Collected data

• • • • •

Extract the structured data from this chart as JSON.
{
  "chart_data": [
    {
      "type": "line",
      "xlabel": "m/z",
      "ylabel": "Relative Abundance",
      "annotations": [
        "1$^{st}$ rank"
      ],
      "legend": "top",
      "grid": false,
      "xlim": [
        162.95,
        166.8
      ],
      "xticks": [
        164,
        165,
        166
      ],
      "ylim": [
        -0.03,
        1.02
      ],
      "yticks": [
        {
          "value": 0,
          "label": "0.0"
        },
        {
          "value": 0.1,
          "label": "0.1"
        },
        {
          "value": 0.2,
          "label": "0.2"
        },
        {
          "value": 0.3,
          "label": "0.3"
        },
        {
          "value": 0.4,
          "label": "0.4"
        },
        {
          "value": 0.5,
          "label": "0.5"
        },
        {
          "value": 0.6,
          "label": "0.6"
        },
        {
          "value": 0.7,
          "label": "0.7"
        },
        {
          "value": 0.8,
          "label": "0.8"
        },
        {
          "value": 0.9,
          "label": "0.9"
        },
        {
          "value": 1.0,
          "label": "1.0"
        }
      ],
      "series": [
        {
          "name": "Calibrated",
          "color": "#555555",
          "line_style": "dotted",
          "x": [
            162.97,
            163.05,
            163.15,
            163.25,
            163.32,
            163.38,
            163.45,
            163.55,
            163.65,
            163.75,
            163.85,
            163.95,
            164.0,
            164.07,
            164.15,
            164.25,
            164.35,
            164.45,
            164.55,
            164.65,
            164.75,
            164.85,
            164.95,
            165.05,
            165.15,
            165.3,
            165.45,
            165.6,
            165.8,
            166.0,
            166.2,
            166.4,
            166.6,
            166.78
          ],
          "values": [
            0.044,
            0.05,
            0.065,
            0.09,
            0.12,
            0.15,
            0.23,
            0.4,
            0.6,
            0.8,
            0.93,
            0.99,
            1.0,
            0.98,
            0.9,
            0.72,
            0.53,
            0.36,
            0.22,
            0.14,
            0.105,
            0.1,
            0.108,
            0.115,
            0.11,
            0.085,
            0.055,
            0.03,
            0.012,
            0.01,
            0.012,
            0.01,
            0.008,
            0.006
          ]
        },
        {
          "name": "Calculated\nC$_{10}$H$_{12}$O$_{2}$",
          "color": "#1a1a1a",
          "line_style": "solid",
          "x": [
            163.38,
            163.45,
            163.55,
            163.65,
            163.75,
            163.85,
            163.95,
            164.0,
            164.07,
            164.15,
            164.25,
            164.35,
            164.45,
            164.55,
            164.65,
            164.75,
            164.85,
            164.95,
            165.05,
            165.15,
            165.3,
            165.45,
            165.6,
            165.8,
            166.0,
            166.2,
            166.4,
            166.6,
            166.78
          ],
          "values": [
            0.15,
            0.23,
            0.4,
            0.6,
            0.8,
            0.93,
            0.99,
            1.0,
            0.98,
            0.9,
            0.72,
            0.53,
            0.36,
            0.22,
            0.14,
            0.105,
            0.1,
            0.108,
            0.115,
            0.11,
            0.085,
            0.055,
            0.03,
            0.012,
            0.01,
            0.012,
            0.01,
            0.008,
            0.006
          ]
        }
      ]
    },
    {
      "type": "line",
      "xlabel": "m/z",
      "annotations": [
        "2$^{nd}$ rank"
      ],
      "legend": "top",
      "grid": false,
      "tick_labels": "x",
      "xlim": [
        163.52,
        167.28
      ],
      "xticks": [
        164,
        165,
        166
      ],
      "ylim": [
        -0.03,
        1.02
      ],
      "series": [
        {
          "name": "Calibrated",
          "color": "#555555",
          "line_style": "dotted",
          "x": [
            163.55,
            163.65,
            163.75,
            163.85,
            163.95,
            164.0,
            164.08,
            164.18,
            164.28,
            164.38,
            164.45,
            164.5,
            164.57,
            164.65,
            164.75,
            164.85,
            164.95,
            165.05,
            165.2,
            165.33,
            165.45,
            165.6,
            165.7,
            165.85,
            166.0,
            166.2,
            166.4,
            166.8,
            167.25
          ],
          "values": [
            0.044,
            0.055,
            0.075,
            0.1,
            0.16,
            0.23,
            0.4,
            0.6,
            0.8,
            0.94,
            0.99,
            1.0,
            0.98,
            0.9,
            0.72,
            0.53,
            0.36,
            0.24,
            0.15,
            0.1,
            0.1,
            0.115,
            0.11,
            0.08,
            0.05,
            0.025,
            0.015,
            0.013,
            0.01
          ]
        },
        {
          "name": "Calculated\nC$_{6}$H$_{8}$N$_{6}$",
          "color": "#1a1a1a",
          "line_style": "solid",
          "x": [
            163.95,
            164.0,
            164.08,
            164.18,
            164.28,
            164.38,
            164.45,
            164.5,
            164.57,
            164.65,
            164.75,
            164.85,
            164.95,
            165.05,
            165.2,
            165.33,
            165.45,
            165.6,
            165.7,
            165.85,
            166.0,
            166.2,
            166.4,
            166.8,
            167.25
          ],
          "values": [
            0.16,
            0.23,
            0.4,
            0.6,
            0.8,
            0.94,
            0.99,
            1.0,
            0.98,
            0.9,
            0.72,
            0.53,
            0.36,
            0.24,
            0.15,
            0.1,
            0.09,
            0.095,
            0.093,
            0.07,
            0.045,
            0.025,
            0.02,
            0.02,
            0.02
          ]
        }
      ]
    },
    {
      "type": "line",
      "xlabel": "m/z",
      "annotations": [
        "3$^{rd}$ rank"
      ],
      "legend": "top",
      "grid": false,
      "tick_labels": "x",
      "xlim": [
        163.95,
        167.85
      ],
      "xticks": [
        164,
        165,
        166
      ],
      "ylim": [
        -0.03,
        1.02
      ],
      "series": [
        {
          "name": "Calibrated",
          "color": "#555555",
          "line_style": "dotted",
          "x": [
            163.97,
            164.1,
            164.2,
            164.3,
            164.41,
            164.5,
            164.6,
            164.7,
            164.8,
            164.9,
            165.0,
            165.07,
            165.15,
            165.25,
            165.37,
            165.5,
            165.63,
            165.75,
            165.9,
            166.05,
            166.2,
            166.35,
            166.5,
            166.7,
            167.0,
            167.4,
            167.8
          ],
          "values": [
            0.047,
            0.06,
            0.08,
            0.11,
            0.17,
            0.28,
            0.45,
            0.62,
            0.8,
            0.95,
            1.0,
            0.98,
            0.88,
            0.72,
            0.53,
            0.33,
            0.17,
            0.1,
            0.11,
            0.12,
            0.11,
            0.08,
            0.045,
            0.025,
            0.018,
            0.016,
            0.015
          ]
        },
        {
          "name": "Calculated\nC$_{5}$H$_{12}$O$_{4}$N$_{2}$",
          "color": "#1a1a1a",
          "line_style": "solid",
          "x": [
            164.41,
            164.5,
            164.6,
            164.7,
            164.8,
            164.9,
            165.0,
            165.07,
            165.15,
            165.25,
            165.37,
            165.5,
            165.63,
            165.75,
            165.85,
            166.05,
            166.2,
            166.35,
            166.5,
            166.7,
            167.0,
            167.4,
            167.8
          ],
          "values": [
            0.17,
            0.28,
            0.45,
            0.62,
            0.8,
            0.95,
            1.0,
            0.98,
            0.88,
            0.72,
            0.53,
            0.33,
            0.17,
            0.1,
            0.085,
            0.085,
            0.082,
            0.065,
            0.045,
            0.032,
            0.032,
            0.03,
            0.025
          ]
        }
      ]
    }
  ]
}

• • • • •

- [What you should do]
All of the entries must be written out exactly as they stand.

- [Solution for this problem]
Extract the structured data from this chart as JSON.
{
  "chart_data": [
    {
      "type": "line",
      "xlabel": "m/z",
      "ylabel": "Relative Abundance",
      "annotations": [
        "1$^{st}$ rank"
      ],
      "legend": "top",
      "grid": false,
      "xlim": [
        162.95,
        166.8
      ],
      "xticks": [
        164,
        165,
        166
      ],
      "ylim": [
        -0.03,
        1.02
      ],
      "yticks": [
        {
          "value": 0,
          "label": "0.0"
        },
        {
          "value": 0.1,
          "label": "0.1"
        },
        {
          "value": 0.2,
          "label": "0.2"
        },
        {
          "value": 0.3,
          "label": "0.3"
        },
        {
          "value": 0.4,
          "label": "0.4"
        },
        {
          "value": 0.5,
          "label": "0.5"
        },
        {
          "value": 0.6,
          "label": "0.6"
        },
        {
          "value": 0.7,
          "label": "0.7"
        },
        {
          "value": 0.8,
          "label": "0.8"
        },
        {
          "value": 0.9,
          "label": "0.9"
        },
        {
          "value": 1.0,
          "label": "1.0"
        }
      ],
      "series": [
        {
          "name": "Calibrated",
          "color": "#555555",
          "line_style": "dotted",
          "x": [
            162.97,
            163.05,
            163.15,
            163.25,
            163.32,
            163.38,
            163.45,
            163.55,
            163.65,
            163.75,
            163.85,
            163.95,
            164.0,
            164.07,
            164.15,
            164.25,
            164.35,
            164.45,
            164.55,
            164.65,
            164.75,
            164.85,
            164.95,
            165.05,
            165.15,
            165.3,
            165.45,
            165.6,
            165.8,
            166.0,
            166.2,
            166.4,
            166.6,
            166.78
          ],
          "values": [
            0.044,
            0.05,
            0.065,
            0.09,
            0.12,
            0.15,
            0.23,
            0.4,
            0.6,
            0.8,
            0.93,
            0.99,
            1.0,
            0.98,
            0.9,
            0.72,
            0.53,
            0.36,
            0.22,
            0.14,
            0.105,
            0.1,
            0.108,
            0.115,
            0.11,
            0.085,
            0.055,
            0.03,
            0.012,
            0.01,
            0.012,
            0.01,
            0.008,
            0.006
          ]
        },
        {
          "name": "Calculated\nC$_{10}$H$_{12}$O$_{2}$",
          "color": "#1a1a1a",
          "line_style": "solid",
          "x": [
            163.38,
            163.45,
            163.55,
            163.65,
            163.75,
            163.85,
            163.95,
            164.0,
            164.07,
            164.15,
            164.25,
            164.35,
            164.45,
            164.55,
            164.65,
            164.75,
            164.85,
            164.95,
            165.05,
            165.15,
            165.3,
            165.45,
            165.6,
            165.8,
            166.0,
            166.2,
            166.4,
            166.6,
            166.78
          ],
          "values": [
            0.15,
            0.23,
            0.4,
            0.6,
            0.8,
            0.93,
            0.99,
            1.0,
            0.98,
            0.9,
            0.72,
            0.53,
            0.36,
            0.22,
            0.14,
            0.105,
            0.1,
            0.108,
            0.115,
            0.11,
            0.085,
            0.055,
            0.03,
            0.012,
            0.01,
            0.012,
            0.01,
            0.008,
            0.006
          ]
        }
      ]
    },
    {
      "type": "line",
      "xlabel": "m/z",
      "annotations": [
        "2$^{nd}$ rank"
      ],
      "legend": "top",
      "grid": false,
      "tick_labels": "x",
      "xlim": [
        163.52,
        167.28
      ],
      "xticks": [
        164,
        165,
        166
      ],
      "ylim": [
        -0.03,
        1.02
      ],
      "series": [
        {
          "name": "Calibrated",
          "color": "#555555",
          "line_style": "dotted",
          "x": [
            163.55,
            163.65,
            163.75,
            163.85,
            163.95,
            164.0,
            164.08,
            164.18,
            164.28,
            164.38,
            164.45,
            164.5,
            164.57,
            164.65,
            164.75,
            164.85,
            164.95,
            165.05,
            165.2,
            165.33,
            165.45,
            165.6,
            165.7,
            165.85,
            166.0,
            166.2,
            166.4,
            166.8,
            167.25
          ],
          "values": [
            0.044,
            0.055,
            0.075,
            0.1,
            0.16,
            0.23,
            0.4,
            0.6,
            0.8,
            0.94,
            0.99,
            1.0,
            0.98,
            0.9,
            0.72,
            0.53,
            0.36,
            0.24,
            0.15,
            0.1,
            0.1,
            0.115,
            0.11,
            0.08,
            0.05,
            0.025,
            0.015,
            0.013,
            0.01
          ]
        },
        {
          "name": "Calculated\nC$_{6}$H$_{8}$N$_{6}$",
          "color": "#1a1a1a",
          "line_style": "solid",
          "x": [
            163.95,
            164.0,
            164.08,
            164.18,
            164.28,
            164.38,
            164.45,
            164.5,
            164.57,
            164.65,
            164.75,
            164.85,
            164.95,
            165.05,
            165.2,
            165.33,
            165.45,
            165.6,
            165.7,
            165.85,
            166.0,
            166.2,
            166.4,
            166.8,
            167.25
          ],
          "values": [
            0.16,
            0.23,
            0.4,
            0.6,
            0.8,
            0.94,
            0.99,
            1.0,
            0.98,
            0.9,
            0.72,
            0.53,
            0.36,
            0.24,
            0.15,
            0.1,
            0.09,
            0.095,
            0.093,
            0.07,
            0.045,
            0.025,
            0.02,
            0.02,
            0.02
          ]
        }
      ]
    },
    {
      "type": "line",
      "xlabel": "m/z",
      "annotations": [
        "3$^{rd}$ rank"
      ],
      "legend": "top",
      "grid": false,
      "tick_labels": "x",
      "xlim": [
        163.95,
        167.85
      ],
      "xticks": [
        164,
        165,
        166
      ],
      "ylim": [
        -0.03,
        1.02
      ],
      "series": [
        {
          "name": "Calibrated",
          "color": "#555555",
          "line_style": "dotted",
          "x": [
            163.97,
            164.1,
            164.2,
            164.3,
            164.41,
            164.5,
            164.6,
            164.7,
            164.8,
            164.9,
            165.0,
            165.07,
            165.15,
            165.25,
            165.37,
            165.5,
            165.63,
            165.75,
            165.9,
            166.05,
            166.2,
            166.35,
            166.5,
            166.7,
            167.0,
            167.4,
            167.8
          ],
          "values": [
            0.047,
            0.06,
            0.08,
            0.11,
            0.17,
            0.28,
            0.45,
            0.62,
            0.8,
            0.95,
            1.0,
            0.98,
            0.88,
            0.72,
            0.53,
            0.33,
            0.17,
            0.1,
            0.11,
            0.12,
            0.11,
            0.08,
            0.045,
            0.025,
            0.018,
            0.016,
            0.015
          ]
        },
        {
          "name": "Calculated\nC$_{5}$H$_{12}$O$_{4}$N$_{2}$",
          "color": "#1a1a1a",
          "line_style": "solid",
          "x": [
            164.41,
            164.5,
            164.6,
            164.7,
            164.8,
            164.9,
            165.0,
            165.07,
            165.15,
            165.25,
            165.37,
            165.5,
            165.63,
            165.75,
            165.85,
            166.05,
            166.2,
            166.35,
            166.5,
            166.7,
            167.0,
            167.4,
            167.8
          ],
          "values": [
            0.17,
            0.28,
            0.45,
            0.62,
            0.8,
            0.95,
            1.0,
            0.98,
            0.88,
            0.72,
            0.53,
            0.33,
            0.17,
            0.1,
            0.085,
            0.085,
            0.082,
            0.065,
            0.045,
            0.032,
            0.032,
            0.03,
            0.025
          ]
        }
      ]
    }
  ]
}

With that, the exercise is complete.